All of the material below is to be repeated exactly.

####################

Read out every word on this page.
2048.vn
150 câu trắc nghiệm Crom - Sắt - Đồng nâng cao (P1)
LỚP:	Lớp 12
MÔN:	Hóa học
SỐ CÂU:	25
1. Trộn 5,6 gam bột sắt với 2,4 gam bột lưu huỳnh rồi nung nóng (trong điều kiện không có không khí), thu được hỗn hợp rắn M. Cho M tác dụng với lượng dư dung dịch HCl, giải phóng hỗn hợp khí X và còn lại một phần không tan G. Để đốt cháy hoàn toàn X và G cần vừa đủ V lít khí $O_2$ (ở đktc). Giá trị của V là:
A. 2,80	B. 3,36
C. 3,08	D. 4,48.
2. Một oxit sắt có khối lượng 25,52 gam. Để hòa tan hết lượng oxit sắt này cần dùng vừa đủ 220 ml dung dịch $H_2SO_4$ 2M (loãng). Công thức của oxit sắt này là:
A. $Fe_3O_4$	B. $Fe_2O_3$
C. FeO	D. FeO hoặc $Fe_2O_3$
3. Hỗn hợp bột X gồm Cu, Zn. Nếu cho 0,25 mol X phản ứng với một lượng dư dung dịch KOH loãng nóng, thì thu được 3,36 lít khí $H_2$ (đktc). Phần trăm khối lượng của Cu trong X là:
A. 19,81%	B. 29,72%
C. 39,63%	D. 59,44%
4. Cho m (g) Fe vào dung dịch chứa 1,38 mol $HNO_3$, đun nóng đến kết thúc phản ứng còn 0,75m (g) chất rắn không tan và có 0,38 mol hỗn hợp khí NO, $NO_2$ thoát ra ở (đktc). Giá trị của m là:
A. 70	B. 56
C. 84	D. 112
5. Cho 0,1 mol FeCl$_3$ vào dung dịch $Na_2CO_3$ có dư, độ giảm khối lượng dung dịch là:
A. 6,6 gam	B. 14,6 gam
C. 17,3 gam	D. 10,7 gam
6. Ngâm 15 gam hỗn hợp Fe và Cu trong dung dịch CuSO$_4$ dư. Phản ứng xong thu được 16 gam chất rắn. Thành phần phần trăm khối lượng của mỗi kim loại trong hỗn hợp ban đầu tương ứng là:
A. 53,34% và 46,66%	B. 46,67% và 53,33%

####################

EXERCISE SOLUTION:
Read out every word on this page.
2048.vn
150 câu trắc nghiệm Crom - Sắt - Đồng nâng cao (P1)
LỚP:	Lớp 12
MÔN:	Hóa học
SỐ CÂU:	25
1. Trộn 5,6 gam bột sắt với 2,4 gam bột lưu huỳnh rồi nung nóng (trong điều kiện không có không khí), thu được hỗn hợp rắn M. Cho M tác dụng với lượng dư dung dịch HCl, giải phóng hỗn hợp khí X và còn lại một phần không tan G. Để đốt cháy hoàn toàn X và G cần vừa đủ V lít khí $O_2$ (ở đktc). Giá trị của V là:
A. 2,80	B. 3,36
C. 3,08	D. 4,48.
2. Một oxit sắt có khối lượng 25,52 gam. Để hòa tan hết lượng oxit sắt này cần dùng vừa đủ 220 ml dung dịch $H_2SO_4$ 2M (loãng). Công thức của oxit sắt này là:
A. $Fe_3O_4$	B. $Fe_2O_3$
C. FeO	D. FeO hoặc $Fe_2O_3$
3. Hỗn hợp bột X gồm Cu, Zn. Nếu cho 0,25 mol X phản ứng với một lượng dư dung dịch KOH loãng nóng, thì thu được 3,36 lít khí $H_2$ (đktc). Phần trăm khối lượng của Cu trong X là:
A. 19,81%	B. 29,72%
C. 39,63%	D. 59,44%
4. Cho m (g) Fe vào dung dịch chứa 1,38 mol $HNO_3$, đun nóng đến kết thúc phản ứng còn 0,75m (g) chất rắn không tan và có 0,38 mol hỗn hợp khí NO, $NO_2$ thoát ra ở (đktc). Giá trị của m là:
A. 70	B. 56
C. 84	D. 112
5. Cho 0,1 mol FeCl$_3$ vào dung dịch $Na_2CO_3$ có dư, độ giảm khối lượng dung dịch là:
A. 6,6 gam	B. 14,6 gam
C. 17,3 gam	D. 10,7 gam
6. Ngâm 15 gam hỗn hợp Fe và Cu trong dung dịch CuSO$_4$ dư. Phản ứng xong thu được 16 gam chất rắn. Thành phần phần trăm khối lượng của mỗi kim loại trong hỗn hợp ban đầu tương ứng là:
A. 53,34% và 46,66%	B. 46,67% và 53,33%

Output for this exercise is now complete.